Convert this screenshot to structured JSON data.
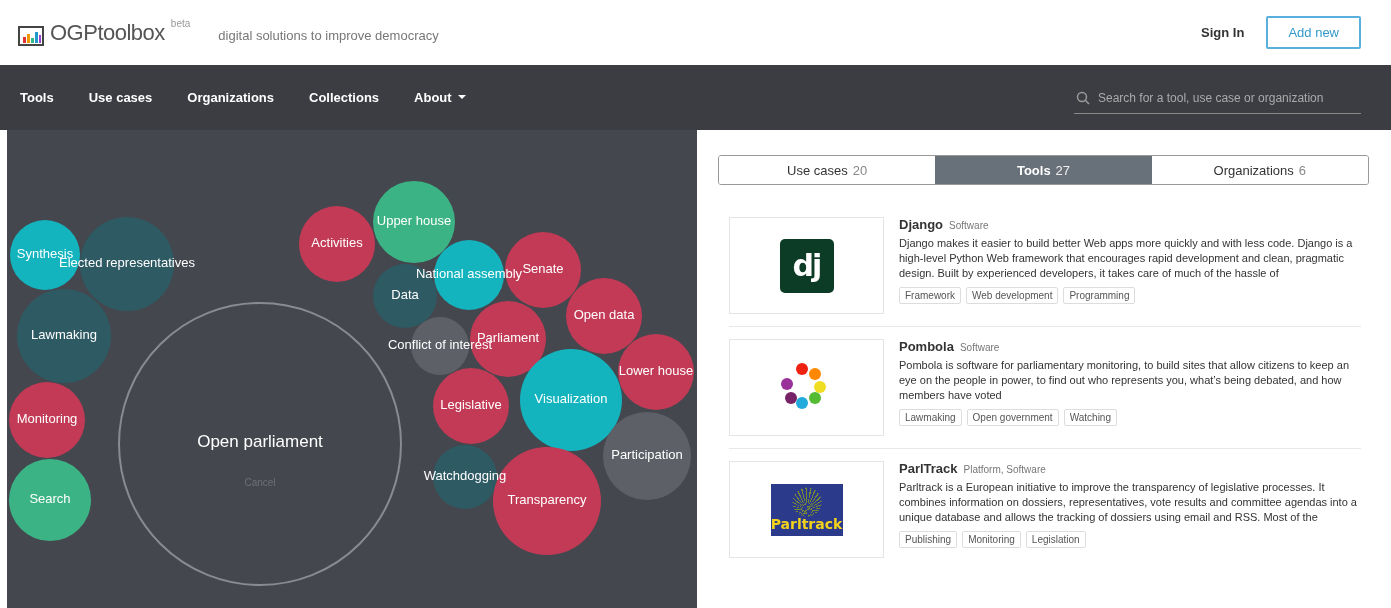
{
  "header": {
    "logo_text": "OGPtoolbox",
    "logo_badge": "beta",
    "tagline": "digital solutions to improve democracy",
    "sign_in": "Sign In",
    "add_button": "Add new"
  },
  "nav": {
    "items": [
      {
        "label": "Tools",
        "dropdown": false
      },
      {
        "label": "Use cases",
        "dropdown": false
      },
      {
        "label": "Organizations",
        "dropdown": false
      },
      {
        "label": "Collections",
        "dropdown": false
      },
      {
        "label": "About",
        "dropdown": true
      }
    ],
    "search": {
      "placeholder": "Search for a tool, use case or organization"
    }
  },
  "bubbles": {
    "center": {
      "label": "Open parliament",
      "action": "Cancel"
    },
    "items": [
      {
        "label": "Synthesis",
        "color": "#13b4be"
      },
      {
        "label": "Elected representatives",
        "color": "#2e5a63"
      },
      {
        "label": "Lawmaking",
        "color": "#2e5a63"
      },
      {
        "label": "Monitoring",
        "color": "#c23a55"
      },
      {
        "label": "Search",
        "color": "#3bb385"
      },
      {
        "label": "Activities",
        "color": "#c23a55"
      },
      {
        "label": "Upper house",
        "color": "#3bb385"
      },
      {
        "label": "National assembly",
        "color": "#13b4be"
      },
      {
        "label": "Data",
        "color": "#2e5a63"
      },
      {
        "label": "Senate",
        "color": "#c23a55"
      },
      {
        "label": "Open data",
        "color": "#c23a55"
      },
      {
        "label": "Conflict of interest",
        "color": "#5e6068"
      },
      {
        "label": "Parliament",
        "color": "#c23a55"
      },
      {
        "label": "Lower house",
        "color": "#c23a55"
      },
      {
        "label": "Legislative",
        "color": "#c23a55"
      },
      {
        "label": "Visualization",
        "color": "#13b4be"
      },
      {
        "label": "Participation",
        "color": "#5e6068"
      },
      {
        "label": "Watchdogging",
        "color": "#2e5a63"
      },
      {
        "label": "Transparency",
        "color": "#c23a55"
      }
    ]
  },
  "tabs": [
    {
      "label": "Use cases",
      "count": "20",
      "selected": false
    },
    {
      "label": "Tools",
      "count": "27",
      "selected": true
    },
    {
      "label": "Organizations",
      "count": "6",
      "selected": false
    }
  ],
  "tools": [
    {
      "name": "Django",
      "type": "Software",
      "kind": "django",
      "logo_text": "dj",
      "description": "Django makes it easier to build better Web apps more quickly and with less code. Django is a high-level Python Web framework that encourages rapid development and clean, pragmatic design. Built by experienced developers, it takes care of much of the hassle of",
      "tags": [
        "Framework",
        "Web development",
        "Programming"
      ]
    },
    {
      "name": "Pombola",
      "type": "Software",
      "kind": "dots",
      "description": "Pombola is software for parliamentary monitoring, to build sites that allow citizens to keep an eye on the people in power, to find out who represents you, what’s being debated, and how members have voted",
      "tags": [
        "Lawmaking",
        "Open government",
        "Watching"
      ]
    },
    {
      "name": "ParlTrack",
      "type": "Platform, Software",
      "kind": "parltrack",
      "logo_text": "Parltrack",
      "description": "Parltrack is a European initiative to improve the transparency of legislative processes. It combines information on dossiers, representatives, vote results and committee agendas into a unique database and allows the tracking of dossiers using email and RSS. Most of the",
      "tags": [
        "Publishing",
        "Monitoring",
        "Legislation"
      ]
    }
  ]
}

▶ [Problem to work on]: Give the count of lines in the listing that hold the word "description", with no other text.

▶ [Solution for this task]: 3